### Task brief
Give the data again, word for word.

==== Data to process

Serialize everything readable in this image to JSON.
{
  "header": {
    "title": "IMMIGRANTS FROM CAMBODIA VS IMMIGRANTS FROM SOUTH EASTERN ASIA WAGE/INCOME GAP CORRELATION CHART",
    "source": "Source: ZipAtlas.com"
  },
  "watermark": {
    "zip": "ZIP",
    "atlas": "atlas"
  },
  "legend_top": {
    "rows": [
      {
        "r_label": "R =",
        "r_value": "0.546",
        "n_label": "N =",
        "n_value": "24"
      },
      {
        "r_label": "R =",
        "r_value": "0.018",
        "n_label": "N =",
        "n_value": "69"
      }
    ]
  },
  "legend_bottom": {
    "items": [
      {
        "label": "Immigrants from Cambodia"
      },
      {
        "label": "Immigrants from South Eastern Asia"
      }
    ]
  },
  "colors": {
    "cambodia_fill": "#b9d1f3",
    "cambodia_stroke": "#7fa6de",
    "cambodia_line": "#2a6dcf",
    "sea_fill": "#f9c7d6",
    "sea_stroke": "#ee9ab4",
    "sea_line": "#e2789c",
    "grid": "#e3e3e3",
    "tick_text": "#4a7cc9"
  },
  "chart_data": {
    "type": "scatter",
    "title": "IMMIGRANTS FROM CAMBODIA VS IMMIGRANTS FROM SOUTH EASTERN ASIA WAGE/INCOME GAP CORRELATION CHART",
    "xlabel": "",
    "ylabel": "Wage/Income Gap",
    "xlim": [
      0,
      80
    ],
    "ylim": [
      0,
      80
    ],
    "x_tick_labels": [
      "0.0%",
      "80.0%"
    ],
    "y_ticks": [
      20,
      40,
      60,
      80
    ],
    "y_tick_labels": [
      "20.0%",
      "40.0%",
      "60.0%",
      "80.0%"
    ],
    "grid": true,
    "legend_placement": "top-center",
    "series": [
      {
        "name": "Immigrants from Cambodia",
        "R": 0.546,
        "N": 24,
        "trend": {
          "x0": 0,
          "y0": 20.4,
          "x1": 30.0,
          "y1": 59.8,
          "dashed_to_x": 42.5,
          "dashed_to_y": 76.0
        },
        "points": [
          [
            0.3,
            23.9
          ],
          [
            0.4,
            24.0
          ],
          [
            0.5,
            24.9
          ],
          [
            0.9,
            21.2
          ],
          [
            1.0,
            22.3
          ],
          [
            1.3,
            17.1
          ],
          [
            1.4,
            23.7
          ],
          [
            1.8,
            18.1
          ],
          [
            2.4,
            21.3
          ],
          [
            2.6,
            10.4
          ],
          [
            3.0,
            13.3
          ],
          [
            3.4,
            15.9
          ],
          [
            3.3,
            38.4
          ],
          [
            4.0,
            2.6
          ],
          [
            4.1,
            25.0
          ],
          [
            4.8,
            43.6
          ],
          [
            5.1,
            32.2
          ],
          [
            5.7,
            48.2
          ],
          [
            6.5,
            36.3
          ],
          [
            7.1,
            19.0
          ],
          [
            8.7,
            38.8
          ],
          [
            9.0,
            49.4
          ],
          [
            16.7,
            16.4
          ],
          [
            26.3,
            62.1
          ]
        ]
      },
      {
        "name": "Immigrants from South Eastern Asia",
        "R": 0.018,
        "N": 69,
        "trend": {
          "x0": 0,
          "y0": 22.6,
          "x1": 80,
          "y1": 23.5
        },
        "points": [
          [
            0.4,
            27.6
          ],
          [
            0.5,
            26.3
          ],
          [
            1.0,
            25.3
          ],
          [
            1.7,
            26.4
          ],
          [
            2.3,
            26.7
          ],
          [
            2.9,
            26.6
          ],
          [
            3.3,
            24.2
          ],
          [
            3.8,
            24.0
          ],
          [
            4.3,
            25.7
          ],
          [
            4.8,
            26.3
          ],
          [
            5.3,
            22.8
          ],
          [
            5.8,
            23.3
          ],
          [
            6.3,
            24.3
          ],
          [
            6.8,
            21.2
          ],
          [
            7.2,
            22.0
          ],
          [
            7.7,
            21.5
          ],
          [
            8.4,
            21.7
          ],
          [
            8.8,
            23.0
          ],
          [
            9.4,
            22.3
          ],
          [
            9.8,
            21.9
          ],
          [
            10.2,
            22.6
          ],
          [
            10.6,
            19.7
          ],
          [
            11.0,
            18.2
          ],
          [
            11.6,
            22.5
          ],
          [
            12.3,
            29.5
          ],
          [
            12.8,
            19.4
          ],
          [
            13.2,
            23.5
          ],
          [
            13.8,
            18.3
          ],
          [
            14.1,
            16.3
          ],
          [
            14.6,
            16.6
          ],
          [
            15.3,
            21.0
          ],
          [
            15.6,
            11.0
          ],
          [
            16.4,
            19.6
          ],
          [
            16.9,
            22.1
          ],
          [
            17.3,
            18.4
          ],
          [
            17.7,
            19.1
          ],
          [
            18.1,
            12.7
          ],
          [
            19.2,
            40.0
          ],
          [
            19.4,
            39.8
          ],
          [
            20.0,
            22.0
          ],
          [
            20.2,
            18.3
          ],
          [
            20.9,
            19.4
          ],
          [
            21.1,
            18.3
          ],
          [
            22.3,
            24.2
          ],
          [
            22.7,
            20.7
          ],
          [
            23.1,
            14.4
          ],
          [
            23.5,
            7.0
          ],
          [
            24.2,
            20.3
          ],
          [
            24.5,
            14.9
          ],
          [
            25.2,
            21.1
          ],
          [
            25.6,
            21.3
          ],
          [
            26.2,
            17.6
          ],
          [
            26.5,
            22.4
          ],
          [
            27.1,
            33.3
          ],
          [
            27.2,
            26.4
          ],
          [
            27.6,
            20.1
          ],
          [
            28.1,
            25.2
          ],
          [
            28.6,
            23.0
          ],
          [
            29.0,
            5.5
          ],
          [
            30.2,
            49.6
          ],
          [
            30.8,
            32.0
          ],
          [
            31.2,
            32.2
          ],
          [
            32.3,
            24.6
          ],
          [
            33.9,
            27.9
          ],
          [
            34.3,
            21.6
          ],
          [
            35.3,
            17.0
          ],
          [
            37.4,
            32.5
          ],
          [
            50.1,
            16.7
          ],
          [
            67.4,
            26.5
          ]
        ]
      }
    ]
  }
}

========

### Solved problem
Serialize everything readable in this image to JSON.
{
  "header": {
    "title": "IMMIGRANTS FROM CAMBODIA VS IMMIGRANTS FROM SOUTH EASTERN ASIA WAGE/INCOME GAP CORRELATION CHART",
    "source": "Source: ZipAtlas.com"
  },
  "watermark": {
    "zip": "ZIP",
    "atlas": "atlas"
  },
  "legend_top": {
    "rows": [
      {
        "r_label": "R =",
        "r_value": "0.546",
        "n_label": "N =",
        "n_value": "24"
      },
      {
        "r_label": "R =",
        "r_value": "0.018",
        "n_label": "N =",
        "n_value": "69"
      }
    ]
  },
  "legend_bottom": {
    "items": [
      {
        "label": "Immigrants from Cambodia"
      },
      {
        "label": "Immigrants from South Eastern Asia"
      }
    ]
  },
  "colors": {
    "cambodia_fill": "#b9d1f3",
    "cambodia_stroke": "#7fa6de",
    "cambodia_line": "#2a6dcf",
    "sea_fill": "#f9c7d6",
    "sea_stroke": "#ee9ab4",
    "sea_line": "#e2789c",
    "grid": "#e3e3e3",
    "tick_text": "#4a7cc9"
  },
  "chart_data": {
    "type": "scatter",
    "title": "IMMIGRANTS FROM CAMBODIA VS IMMIGRANTS FROM SOUTH EASTERN ASIA WAGE/INCOME GAP CORRELATION CHART",
    "xlabel": "",
    "ylabel": "Wage/Income Gap",
    "xlim": [
      0,
      80
    ],
    "ylim": [
      0,
      80
    ],
    "x_tick_labels": [
      "0.0%",
      "80.0%"
    ],
    "y_ticks": [
      20,
      40,
      60,
      80
    ],
    "y_tick_labels": [
      "20.0%",
      "40.0%",
      "60.0%",
      "80.0%"
    ],
    "grid": true,
    "legend_placement": "top-center",
    "series": [
      {
        "name": "Immigrants from Cambodia",
        "R": 0.546,
        "N": 24,
        "trend": {
          "x0": 0,
          "y0": 20.4,
          "x1": 30.0,
          "y1": 59.8,
          "dashed_to_x": 42.5,
          "dashed_to_y": 76.0
        },
        "points": [
          [
            0.3,
            23.9
          ],
          [
            0.4,
            24.0
          ],
          [
            0.5,
            24.9
          ],
          [
            0.9,
            21.2
          ],
          [
            1.0,
            22.3
          ],
          [
            1.3,
            17.1
          ],
          [
            1.4,
            23.7
          ],
          [
            1.8,
            18.1
          ],
          [
            2.4,
            21.3
          ],
          [
            2.6,
            10.4
          ],
          [
            3.0,
            13.3
          ],
          [
            3.4,
            15.9
          ],
          [
            3.3,
            38.4
          ],
          [
            4.0,
            2.6
          ],
          [
            4.1,
            25.0
          ],
          [
            4.8,
            43.6
          ],
          [
            5.1,
            32.2
          ],
          [
            5.7,
            48.2
          ],
          [
            6.5,
            36.3
          ],
          [
            7.1,
            19.0
          ],
          [
            8.7,
            38.8
          ],
          [
            9.0,
            49.4
          ],
          [
            16.7,
            16.4
          ],
          [
            26.3,
            62.1
          ]
        ]
      },
      {
        "name": "Immigrants from South Eastern Asia",
        "R": 0.018,
        "N": 69,
        "trend": {
          "x0": 0,
          "y0": 22.6,
          "x1": 80,
          "y1": 23.5
        },
        "points": [
          [
            0.4,
            27.6
          ],
          [
            0.5,
            26.3
          ],
          [
            1.0,
            25.3
          ],
          [
            1.7,
            26.4
          ],
          [
            2.3,
            26.7
          ],
          [
            2.9,
            26.6
          ],
          [
            3.3,
            24.2
          ],
          [
            3.8,
            24.0
          ],
          [
            4.3,
            25.7
          ],
          [
            4.8,
            26.3
          ],
          [
            5.3,
            22.8
          ],
          [
            5.8,
            23.3
          ],
          [
            6.3,
            24.3
          ],
          [
            6.8,
            21.2
          ],
          [
            7.2,
            22.0
          ],
          [
            7.7,
            21.5
          ],
          [
            8.4,
            21.7
          ],
          [
            8.8,
            23.0
          ],
          [
            9.4,
            22.3
          ],
          [
            9.8,
            21.9
          ],
          [
            10.2,
            22.6
          ],
          [
            10.6,
            19.7
          ],
          [
            11.0,
            18.2
          ],
          [
            11.6,
            22.5
          ],
          [
            12.3,
            29.5
          ],
          [
            12.8,
            19.4
          ],
          [
            13.2,
            23.5
          ],
          [
            13.8,
            18.3
          ],
          [
            14.1,
            16.3
          ],
          [
            14.6,
            16.6
          ],
          [
            15.3,
            21.0
          ],
          [
            15.6,
            11.0
          ],
          [
            16.4,
            19.6
          ],
          [
            16.9,
            22.1
          ],
          [
            17.3,
            18.4
          ],
          [
            17.7,
            19.1
          ],
          [
            18.1,
            12.7
          ],
          [
            19.2,
            40.0
          ],
          [
            19.4,
            39.8
          ],
          [
            20.0,
            22.0
          ],
          [
            20.2,
            18.3
          ],
          [
            20.9,
            19.4
          ],
          [
            21.1,
            18.3
          ],
          [
            22.3,
            24.2
          ],
          [
            22.7,
            20.7
          ],
          [
            23.1,
            14.4
          ],
          [
            23.5,
            7.0
          ],
          [
            24.2,
            20.3
          ],
          [
            24.5,
            14.9
          ],
          [
            25.2,
            21.1
          ],
          [
            25.6,
            21.3
          ],
          [
            26.2,
            17.6
          ],
          [
            26.5,
            22.4
          ],
          [
            27.1,
            33.3
          ],
          [
            27.2,
            26.4
          ],
          [
            27.6,
            20.1
          ],
          [
            28.1,
            25.2
          ],
          [
            28.6,
            23.0
          ],
          [
            29.0,
            5.5
          ],
          [
            30.2,
            49.6
          ],
          [
            30.8,
            32.0
          ],
          [
            31.2,
            32.2
          ],
          [
            32.3,
            24.6
          ],
          [
            33.9,
            27.9
          ],
          [
            34.3,
            21.6
          ],
          [
            35.3,
            17.0
          ],
          [
            37.4,
            32.5
          ],
          [
            50.1,
            16.7
          ],
          [
            67.4,
            26.5
          ]
        ]
      }
    ]
  }
}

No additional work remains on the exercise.